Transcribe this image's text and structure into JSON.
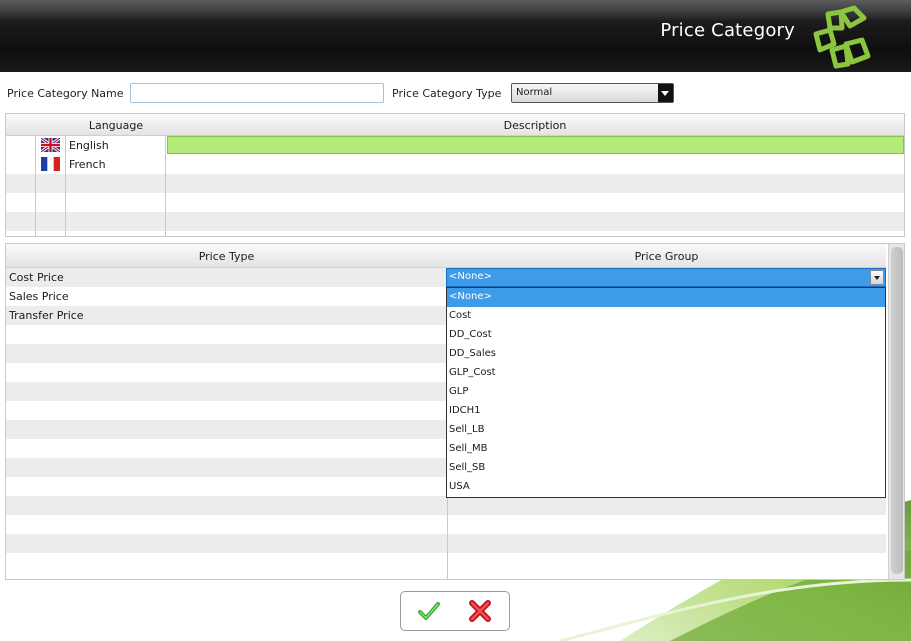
{
  "header": {
    "title": "Price Category",
    "logo_icon": "clover-logo-icon"
  },
  "form": {
    "name_label": "Price Category Name",
    "name_value": "",
    "type_label": "Price Category Type",
    "type_value": "Normal"
  },
  "language_grid": {
    "columns": [
      "Language",
      "Description"
    ],
    "rows": [
      {
        "language": "English",
        "flag": "uk-flag-icon",
        "description": ""
      },
      {
        "language": "French",
        "flag": "france-flag-icon",
        "description": ""
      }
    ]
  },
  "price_grid": {
    "columns": [
      "Price Type",
      "Price Group"
    ],
    "rows": [
      {
        "price_type": "Cost Price",
        "price_group": "<None>"
      },
      {
        "price_type": "Sales Price",
        "price_group": ""
      },
      {
        "price_type": "Transfer Price",
        "price_group": ""
      }
    ]
  },
  "price_group_dropdown": {
    "selected": "<None>",
    "options": [
      "<None>",
      "Cost",
      "DD_Cost",
      "DD_Sales",
      "GLP_Cost",
      "GLP",
      "IDCH1",
      "Sell_LB",
      "Sell_MB",
      "Sell_SB",
      "USA"
    ]
  },
  "actions": {
    "ok_icon": "checkmark-icon",
    "cancel_icon": "red-x-icon"
  },
  "colors": {
    "accent_green": "#8cc63f",
    "selection_blue": "#3d9be9",
    "header_dark": "#1a1a1a"
  }
}
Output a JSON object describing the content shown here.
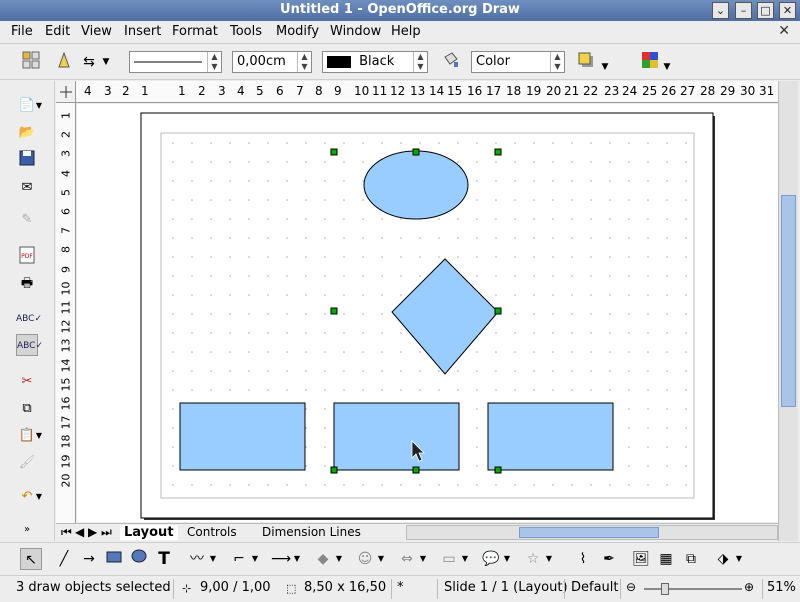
{
  "window": {
    "title": "Untitled 1 - OpenOffice.org Draw"
  },
  "menu": [
    "File",
    "Edit",
    "View",
    "Insert",
    "Format",
    "Tools",
    "Modify",
    "Window",
    "Help"
  ],
  "toolbar": {
    "line_width": "0,00cm",
    "line_color": "Black",
    "area_style": "Color"
  },
  "ruler": {
    "h": [
      "4",
      "3",
      "2",
      "1",
      "1",
      "2",
      "3",
      "4",
      "5",
      "6",
      "7",
      "8",
      "9",
      "10",
      "11",
      "12",
      "13",
      "14",
      "15",
      "16",
      "17",
      "18",
      "19",
      "20",
      "21",
      "22",
      "23",
      "24",
      "25",
      "26",
      "27",
      "28",
      "29",
      "30",
      "31"
    ],
    "v": [
      "1",
      "2",
      "3",
      "4",
      "5",
      "6",
      "7",
      "8",
      "9",
      "10",
      "11",
      "12",
      "13",
      "14",
      "15",
      "16",
      "17",
      "18",
      "19",
      "20"
    ]
  },
  "tabs": [
    "Layout",
    "Controls",
    "Dimension Lines"
  ],
  "status": {
    "selection": "3 draw objects selected",
    "position": "9,00 / 1,00",
    "size": "8,50 x 16,50",
    "modified": "*",
    "slide": "Slide 1 / 1 (Layout)",
    "layout": "Default",
    "zoom": "51%"
  },
  "colors": {
    "shape_fill": "#99ccff",
    "handle": "#00aa00",
    "title_bar": "#4f6fa3",
    "scroll_thumb": "#a9c4e8"
  }
}
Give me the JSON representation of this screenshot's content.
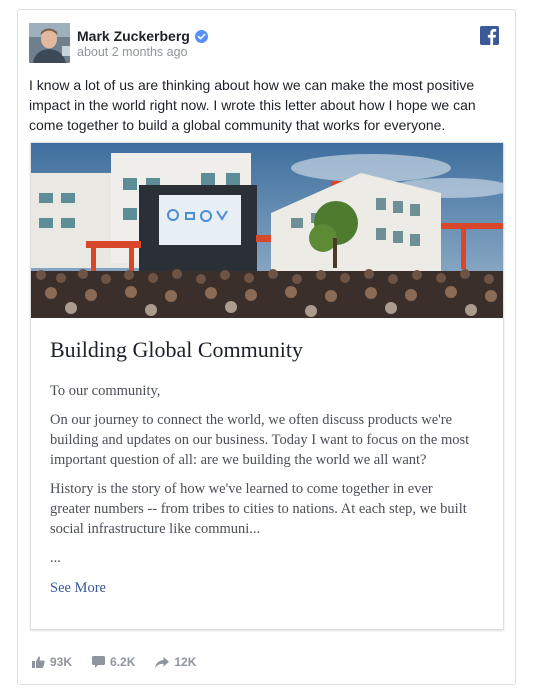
{
  "post": {
    "author": "Mark Zuckerberg",
    "timestamp": "about 2 months ago",
    "text": "I know a lot of us are thinking about how we can make the most positive impact in the world right now. I wrote this letter about how I hope we can come together to build a global community that works for everyone."
  },
  "card": {
    "title": "Building Global Community",
    "greeting": "To our community,",
    "paragraph1": "On our journey to connect the world, we often discuss products we're building and updates on our business. Today I want to focus on the most important question of all: are we building the world we all want?",
    "paragraph2": "History is the story of how we've learned to come together in ever greater numbers -- from tribes to cities to nations. At each step, we built social infrastructure like communi...",
    "ellipsis": "...",
    "see_more": "See More"
  },
  "stats": {
    "likes": "93K",
    "comments": "6.2K",
    "shares": "12K"
  },
  "colors": {
    "link": "#365899",
    "facebook_blue": "#3b5998",
    "muted": "#90949c",
    "verified": "#5890ff"
  },
  "icons": [
    "facebook-logo-icon",
    "verified-badge-icon",
    "like-icon",
    "comment-icon",
    "share-icon"
  ]
}
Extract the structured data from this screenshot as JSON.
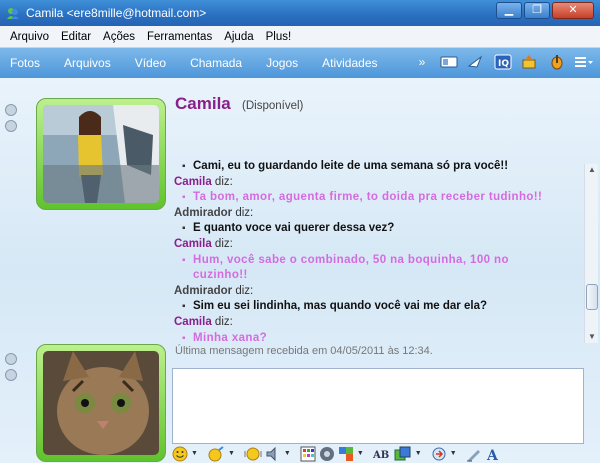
{
  "window": {
    "title": "Camila <ere8mille@hotmail.com>",
    "buttons": [
      "▁",
      "❐",
      "✕"
    ]
  },
  "menu": [
    "Arquivo",
    "Editar",
    "Ações",
    "Ferramentas",
    "Ajuda",
    "Plus!"
  ],
  "toolbar": {
    "items": [
      "Fotos",
      "Arquivos",
      "Vídeo",
      "Chamada",
      "Jogos",
      "Atividades"
    ],
    "overflow": "»",
    "right_icons": [
      "contact-card-icon",
      "send-file-icon",
      "iq-icon",
      "paint-icon",
      "guitar-icon",
      "menu-icon"
    ]
  },
  "contact": {
    "name": "Camila",
    "status": "(Disponível)"
  },
  "conversation": [
    {
      "type": "msg",
      "who": "user",
      "text": "Cami, eu to guardando leite de uma semana só pra você!!"
    },
    {
      "type": "sender",
      "who": "camila",
      "name": "Camila",
      "suffix": "diz:"
    },
    {
      "type": "msg",
      "who": "camila",
      "text": "Ta bom, amor, aguenta firme, to doida pra receber tudinho!!"
    },
    {
      "type": "sender",
      "who": "admirador",
      "name": "Admirador",
      "suffix": "diz:"
    },
    {
      "type": "msg",
      "who": "user",
      "text": "E quanto voce vai querer dessa vez?"
    },
    {
      "type": "sender",
      "who": "camila",
      "name": "Camila",
      "suffix": "diz:"
    },
    {
      "type": "msg",
      "who": "camila",
      "text": "Hum, você sabe o combinado, 50 na boquinha, 100 no"
    },
    {
      "type": "cont",
      "who": "camila",
      "text": "cuzinho!!"
    },
    {
      "type": "sender",
      "who": "admirador",
      "name": "Admirador",
      "suffix": "diz:"
    },
    {
      "type": "msg",
      "who": "user",
      "text": "Sim eu sei lindinha, mas quando você vai me dar ela?"
    },
    {
      "type": "sender",
      "who": "camila",
      "name": "Camila",
      "suffix": "diz:"
    },
    {
      "type": "msg",
      "who": "camila",
      "text": "Minha xana?"
    }
  ],
  "last_message": "Última mensagem recebida em 04/05/2011 às 12:34.",
  "input": {
    "value": ""
  },
  "colors": {
    "camila_name": "#8a1f8b",
    "camila_msg": "#d56be0",
    "toolbar": "#4d96da"
  }
}
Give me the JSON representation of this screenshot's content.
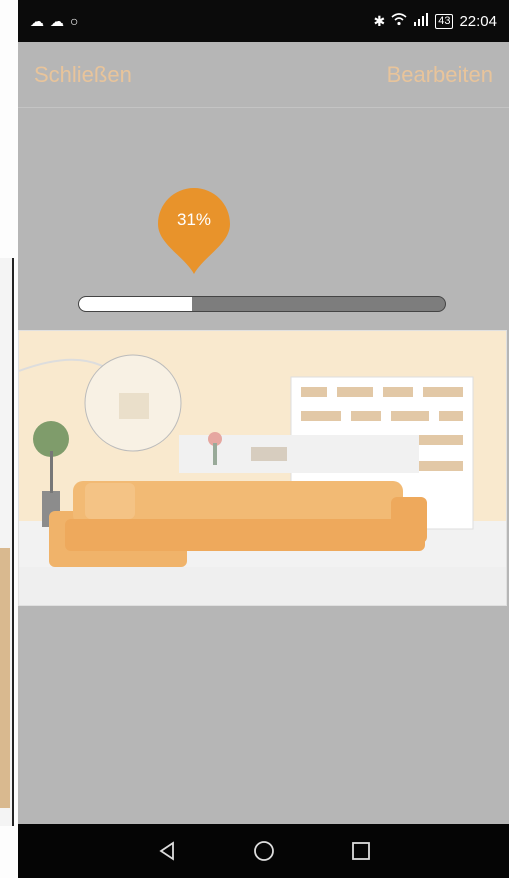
{
  "status_bar": {
    "left_icons": [
      "cloud-icon",
      "cloud-icon",
      "circle-icon"
    ],
    "right_icons": [
      "bluetooth-icon",
      "wifi-icon",
      "signal-icon"
    ],
    "battery": "43",
    "time": "22:04"
  },
  "header": {
    "close_label": "Schließen",
    "edit_label": "Bearbeiten"
  },
  "progress": {
    "percent_label": "31%",
    "value": 0.31
  },
  "nav_bar": {
    "icons": [
      "back-icon",
      "home-icon",
      "recents-icon"
    ]
  },
  "colors": {
    "accent": "#e8932b",
    "header_text": "#e8c49b",
    "overlay": "#b6b6b6"
  }
}
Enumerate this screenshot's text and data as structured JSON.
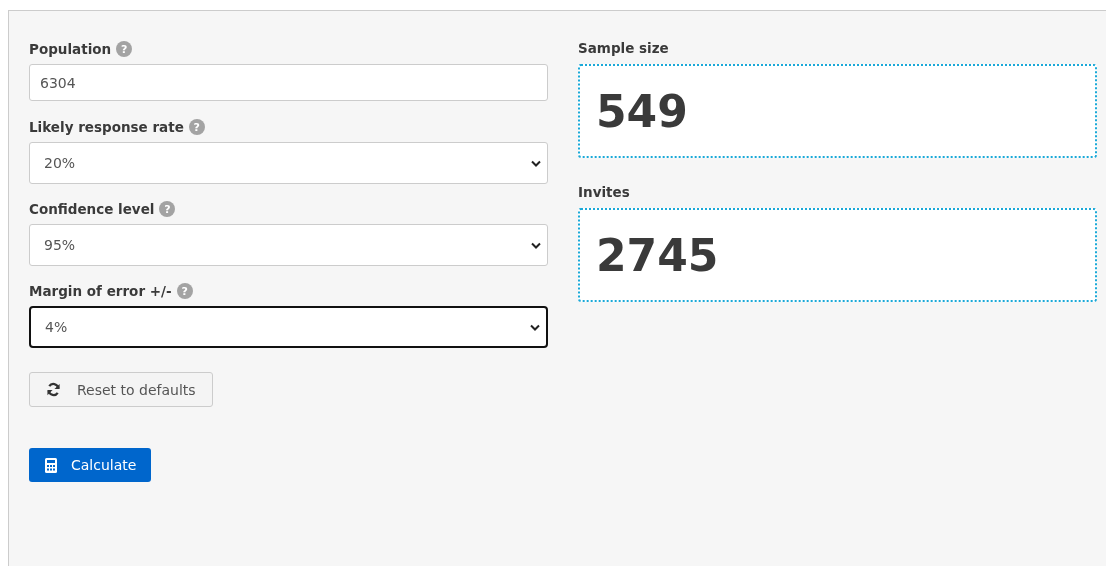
{
  "fields": [
    {
      "label": "Population",
      "help": "?",
      "kind": "input",
      "value": "6304",
      "focused": false
    },
    {
      "label": "Likely response rate",
      "help": "?",
      "kind": "select",
      "value": "20%",
      "focused": false
    },
    {
      "label": "Confidence level",
      "help": "?",
      "kind": "select",
      "value": "95%",
      "focused": false
    },
    {
      "label": "Margin of error +/-",
      "help": "?",
      "kind": "select",
      "value": "4%",
      "focused": true
    }
  ],
  "reset_button": {
    "label": "Reset to defaults"
  },
  "calculate_button": {
    "label": "Calculate"
  },
  "results": [
    {
      "label": "Sample size",
      "value": "549"
    },
    {
      "label": "Invites",
      "value": "2745"
    }
  ]
}
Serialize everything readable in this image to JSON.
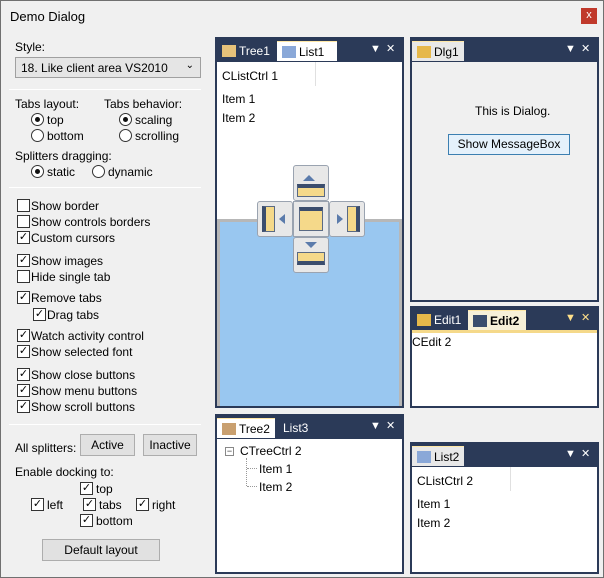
{
  "window": {
    "title": "Demo Dialog",
    "close_label": "x"
  },
  "left": {
    "style_label": "Style:",
    "style_value": "18. Like client area VS2010",
    "tabs_layout_label": "Tabs layout:",
    "tabs_layout_top": "top",
    "tabs_layout_bottom": "bottom",
    "tabs_behavior_label": "Tabs behavior:",
    "tabs_behavior_scaling": "scaling",
    "tabs_behavior_scrolling": "scrolling",
    "splitters_label": "Splitters dragging:",
    "splitters_static": "static",
    "splitters_dynamic": "dynamic",
    "options": [
      {
        "label": "Show border",
        "checked": false
      },
      {
        "label": "Show controls borders",
        "checked": false
      },
      {
        "label": "Custom cursors",
        "checked": true
      },
      {
        "label": "Show images",
        "checked": true
      },
      {
        "label": "Hide single tab",
        "checked": false
      },
      {
        "label": "Remove tabs",
        "checked": true
      },
      {
        "label": "Drag tabs",
        "checked": true
      },
      {
        "label": "Watch activity control",
        "checked": true
      },
      {
        "label": "Show selected font",
        "checked": true
      },
      {
        "label": "Show close buttons",
        "checked": true
      },
      {
        "label": "Show menu buttons",
        "checked": true
      },
      {
        "label": "Show scroll buttons",
        "checked": true
      }
    ],
    "all_splitters_label": "All splitters:",
    "active_btn": "Active",
    "inactive_btn": "Inactive",
    "enable_docking_label": "Enable docking to:",
    "dock_top": "top",
    "dock_left": "left",
    "dock_tabs": "tabs",
    "dock_right": "right",
    "dock_bottom": "bottom",
    "default_layout_btn": "Default layout"
  },
  "panes": {
    "p1": {
      "tab1": "Tree1",
      "tab2": "List1",
      "header": "CListCtrl 1",
      "items": [
        "Item 1",
        "Item 2"
      ]
    },
    "p2": {
      "tab1": "Dlg1",
      "text": "This is Dialog.",
      "btn": "Show MessageBox"
    },
    "p3": {
      "tab1": "Edit1",
      "tab2": "Edit2",
      "text": "CEdit 2"
    },
    "p4": {
      "tab1": "Tree2",
      "tab2": "List3",
      "root": "CTreeCtrl 2",
      "items": [
        "Item 1",
        "Item 2"
      ]
    },
    "p5": {
      "tab1": "List2",
      "header": "CListCtrl 2",
      "items": [
        "Item 1",
        "Item 2"
      ]
    }
  },
  "tab_buttons": {
    "menu": "▼",
    "close": "✕"
  },
  "colors": {
    "frame": "#2b3a58",
    "active_tab": "#f7f0d8",
    "dock_preview": "#99c7f0"
  }
}
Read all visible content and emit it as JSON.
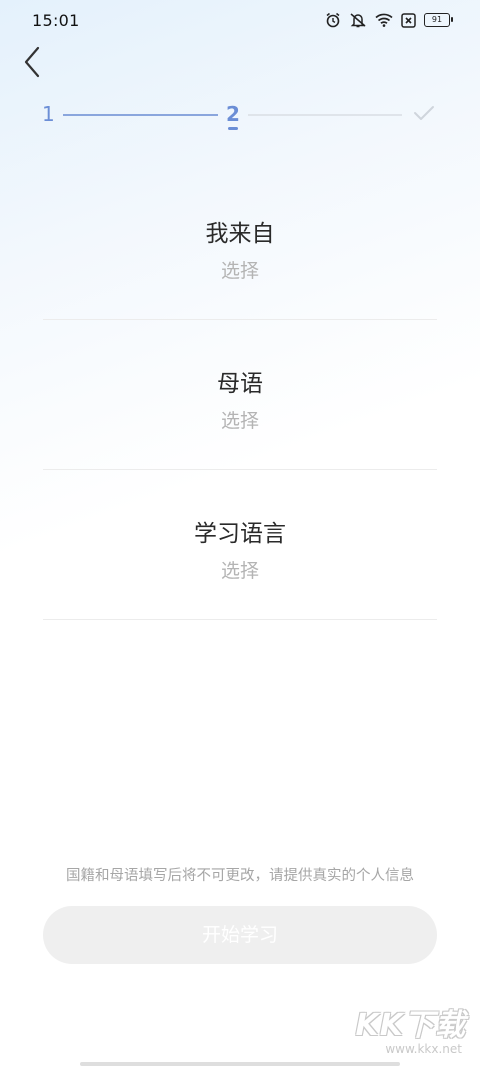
{
  "status_bar": {
    "time": "15:01",
    "icons": [
      "alarm-icon",
      "mute-icon",
      "wifi-icon",
      "sim-off-icon",
      "battery-icon"
    ],
    "battery_level": "91"
  },
  "header": {
    "back_icon": "chevron-left-icon"
  },
  "stepper": {
    "steps": [
      "1",
      "2"
    ],
    "current_step": 2,
    "final_icon": "check-icon",
    "colors": {
      "active": "#6b8ed6",
      "inactive": "#dfe4ea"
    }
  },
  "form": {
    "fields": [
      {
        "title": "我来自",
        "value": "选择"
      },
      {
        "title": "母语",
        "value": "选择"
      },
      {
        "title": "学习语言",
        "value": "选择"
      }
    ]
  },
  "footer": {
    "notice": "国籍和母语填写后将不可更改，请提供真实的个人信息",
    "start_button_label": "开始学习"
  },
  "watermark": {
    "logo": "KK下载",
    "url": "www.kkx.net"
  }
}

== == ==

Determine how many lines in the listing above hold the string "structured", then write only the number.

2